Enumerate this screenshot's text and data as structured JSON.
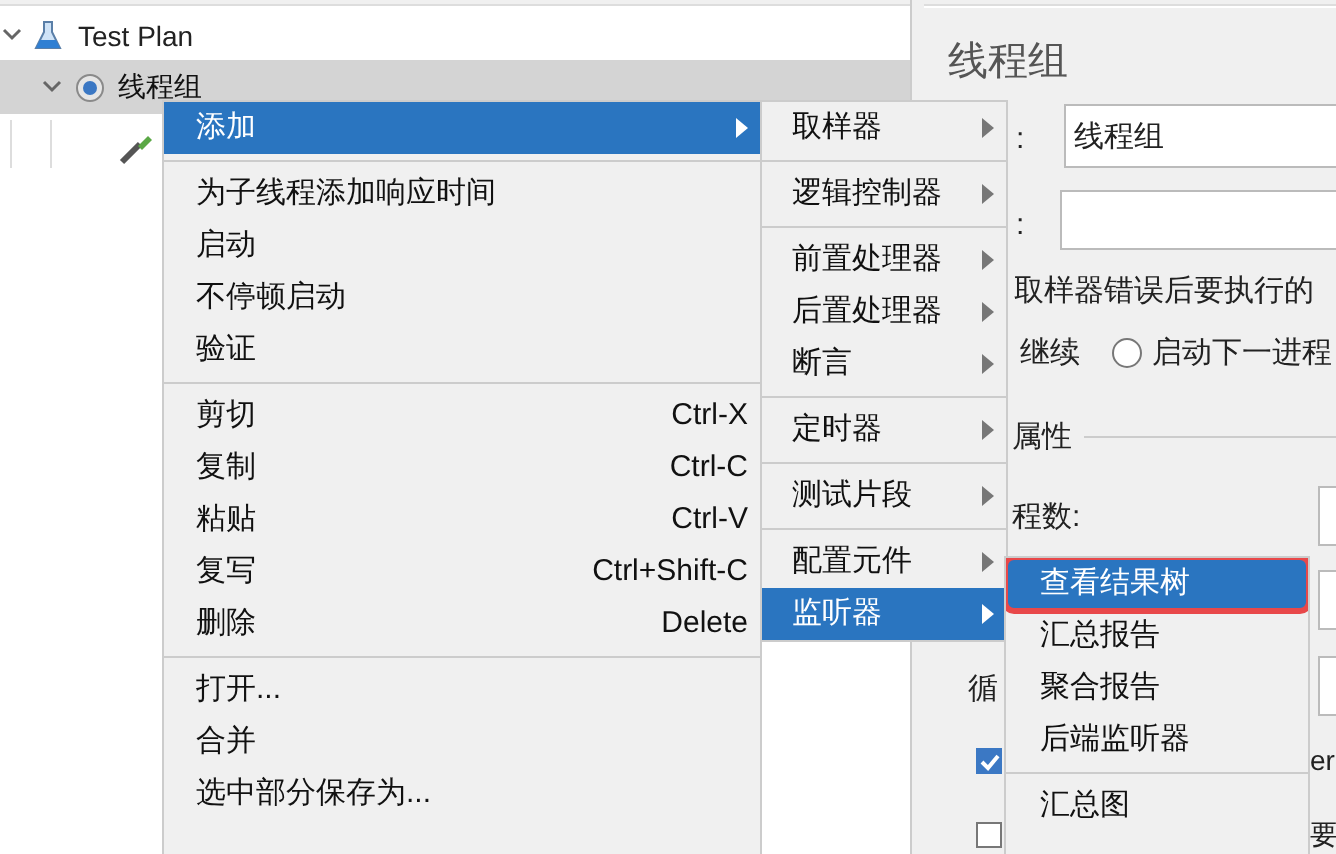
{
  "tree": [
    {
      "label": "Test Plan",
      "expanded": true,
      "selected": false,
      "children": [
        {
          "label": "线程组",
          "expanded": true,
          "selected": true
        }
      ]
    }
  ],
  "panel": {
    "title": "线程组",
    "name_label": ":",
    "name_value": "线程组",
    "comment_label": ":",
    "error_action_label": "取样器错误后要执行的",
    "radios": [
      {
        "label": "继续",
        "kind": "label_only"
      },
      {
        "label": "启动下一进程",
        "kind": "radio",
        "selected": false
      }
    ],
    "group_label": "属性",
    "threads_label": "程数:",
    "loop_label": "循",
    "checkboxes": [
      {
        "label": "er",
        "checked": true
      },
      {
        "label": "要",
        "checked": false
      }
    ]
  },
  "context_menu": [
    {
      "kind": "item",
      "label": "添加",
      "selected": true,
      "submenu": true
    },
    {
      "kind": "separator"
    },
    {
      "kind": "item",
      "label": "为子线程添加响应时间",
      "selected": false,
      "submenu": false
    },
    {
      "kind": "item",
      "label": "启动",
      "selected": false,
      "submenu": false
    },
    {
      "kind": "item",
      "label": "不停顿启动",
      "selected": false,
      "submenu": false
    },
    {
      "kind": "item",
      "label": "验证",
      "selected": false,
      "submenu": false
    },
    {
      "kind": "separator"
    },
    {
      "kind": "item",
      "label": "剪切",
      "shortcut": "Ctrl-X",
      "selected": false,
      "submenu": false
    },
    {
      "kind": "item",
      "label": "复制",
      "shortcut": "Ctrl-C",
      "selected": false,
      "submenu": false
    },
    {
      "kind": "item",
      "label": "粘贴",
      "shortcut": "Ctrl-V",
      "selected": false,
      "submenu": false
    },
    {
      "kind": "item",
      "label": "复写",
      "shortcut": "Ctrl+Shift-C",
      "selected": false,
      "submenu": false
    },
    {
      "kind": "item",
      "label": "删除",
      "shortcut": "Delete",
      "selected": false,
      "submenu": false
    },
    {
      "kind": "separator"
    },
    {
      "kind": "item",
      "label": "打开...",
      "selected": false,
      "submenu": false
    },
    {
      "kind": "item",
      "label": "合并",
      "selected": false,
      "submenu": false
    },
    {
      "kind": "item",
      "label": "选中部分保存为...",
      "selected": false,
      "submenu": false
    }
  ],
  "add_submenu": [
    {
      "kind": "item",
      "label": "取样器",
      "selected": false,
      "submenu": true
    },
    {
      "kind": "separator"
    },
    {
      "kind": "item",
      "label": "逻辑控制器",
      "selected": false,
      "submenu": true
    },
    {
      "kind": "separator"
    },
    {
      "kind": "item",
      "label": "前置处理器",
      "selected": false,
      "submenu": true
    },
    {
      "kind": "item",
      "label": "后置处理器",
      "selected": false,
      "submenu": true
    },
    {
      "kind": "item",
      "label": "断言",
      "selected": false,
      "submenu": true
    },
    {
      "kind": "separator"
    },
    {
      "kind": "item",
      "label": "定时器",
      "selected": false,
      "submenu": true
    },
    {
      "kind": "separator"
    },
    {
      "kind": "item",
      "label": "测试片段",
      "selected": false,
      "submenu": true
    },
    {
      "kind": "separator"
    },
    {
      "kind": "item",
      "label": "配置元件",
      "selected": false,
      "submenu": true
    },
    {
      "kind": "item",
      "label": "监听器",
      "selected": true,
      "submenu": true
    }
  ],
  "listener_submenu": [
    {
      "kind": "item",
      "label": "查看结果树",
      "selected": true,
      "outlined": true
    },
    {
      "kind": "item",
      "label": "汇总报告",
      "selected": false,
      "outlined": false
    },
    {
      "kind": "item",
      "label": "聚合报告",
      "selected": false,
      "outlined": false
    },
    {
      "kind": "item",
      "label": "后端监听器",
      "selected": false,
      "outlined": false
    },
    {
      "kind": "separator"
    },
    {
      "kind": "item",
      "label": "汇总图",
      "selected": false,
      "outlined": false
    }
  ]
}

**WHAT TO DO:** Pictures in the records above are left out; print everything else exactly as written.

**SOLUTION BELOW:**
Enumerate this screenshot's text and data as structured JSON.
{
  "tree": [
    {
      "label": "Test Plan",
      "expanded": true,
      "selected": false,
      "children": [
        {
          "label": "线程组",
          "expanded": true,
          "selected": true
        }
      ]
    }
  ],
  "panel": {
    "title": "线程组",
    "name_label": ":",
    "name_value": "线程组",
    "comment_label": ":",
    "error_action_label": "取样器错误后要执行的",
    "radios": [
      {
        "label": "继续",
        "kind": "label_only"
      },
      {
        "label": "启动下一进程",
        "kind": "radio",
        "selected": false
      }
    ],
    "group_label": "属性",
    "threads_label": "程数:",
    "loop_label": "循",
    "checkboxes": [
      {
        "label": "er",
        "checked": true
      },
      {
        "label": "要",
        "checked": false
      }
    ]
  },
  "context_menu": [
    {
      "kind": "item",
      "label": "添加",
      "selected": true,
      "submenu": true
    },
    {
      "kind": "separator"
    },
    {
      "kind": "item",
      "label": "为子线程添加响应时间",
      "selected": false,
      "submenu": false
    },
    {
      "kind": "item",
      "label": "启动",
      "selected": false,
      "submenu": false
    },
    {
      "kind": "item",
      "label": "不停顿启动",
      "selected": false,
      "submenu": false
    },
    {
      "kind": "item",
      "label": "验证",
      "selected": false,
      "submenu": false
    },
    {
      "kind": "separator"
    },
    {
      "kind": "item",
      "label": "剪切",
      "shortcut": "Ctrl-X",
      "selected": false,
      "submenu": false
    },
    {
      "kind": "item",
      "label": "复制",
      "shortcut": "Ctrl-C",
      "selected": false,
      "submenu": false
    },
    {
      "kind": "item",
      "label": "粘贴",
      "shortcut": "Ctrl-V",
      "selected": false,
      "submenu": false
    },
    {
      "kind": "item",
      "label": "复写",
      "shortcut": "Ctrl+Shift-C",
      "selected": false,
      "submenu": false
    },
    {
      "kind": "item",
      "label": "删除",
      "shortcut": "Delete",
      "selected": false,
      "submenu": false
    },
    {
      "kind": "separator"
    },
    {
      "kind": "item",
      "label": "打开...",
      "selected": false,
      "submenu": false
    },
    {
      "kind": "item",
      "label": "合并",
      "selected": false,
      "submenu": false
    },
    {
      "kind": "item",
      "label": "选中部分保存为...",
      "selected": false,
      "submenu": false
    }
  ],
  "add_submenu": [
    {
      "kind": "item",
      "label": "取样器",
      "selected": false,
      "submenu": true
    },
    {
      "kind": "separator"
    },
    {
      "kind": "item",
      "label": "逻辑控制器",
      "selected": false,
      "submenu": true
    },
    {
      "kind": "separator"
    },
    {
      "kind": "item",
      "label": "前置处理器",
      "selected": false,
      "submenu": true
    },
    {
      "kind": "item",
      "label": "后置处理器",
      "selected": false,
      "submenu": true
    },
    {
      "kind": "item",
      "label": "断言",
      "selected": false,
      "submenu": true
    },
    {
      "kind": "separator"
    },
    {
      "kind": "item",
      "label": "定时器",
      "selected": false,
      "submenu": true
    },
    {
      "kind": "separator"
    },
    {
      "kind": "item",
      "label": "测试片段",
      "selected": false,
      "submenu": true
    },
    {
      "kind": "separator"
    },
    {
      "kind": "item",
      "label": "配置元件",
      "selected": false,
      "submenu": true
    },
    {
      "kind": "item",
      "label": "监听器",
      "selected": true,
      "submenu": true
    }
  ],
  "listener_submenu": [
    {
      "kind": "item",
      "label": "查看结果树",
      "selected": true,
      "outlined": true
    },
    {
      "kind": "item",
      "label": "汇总报告",
      "selected": false,
      "outlined": false
    },
    {
      "kind": "item",
      "label": "聚合报告",
      "selected": false,
      "outlined": false
    },
    {
      "kind": "item",
      "label": "后端监听器",
      "selected": false,
      "outlined": false
    },
    {
      "kind": "separator"
    },
    {
      "kind": "item",
      "label": "汇总图",
      "selected": false,
      "outlined": false
    }
  ]
}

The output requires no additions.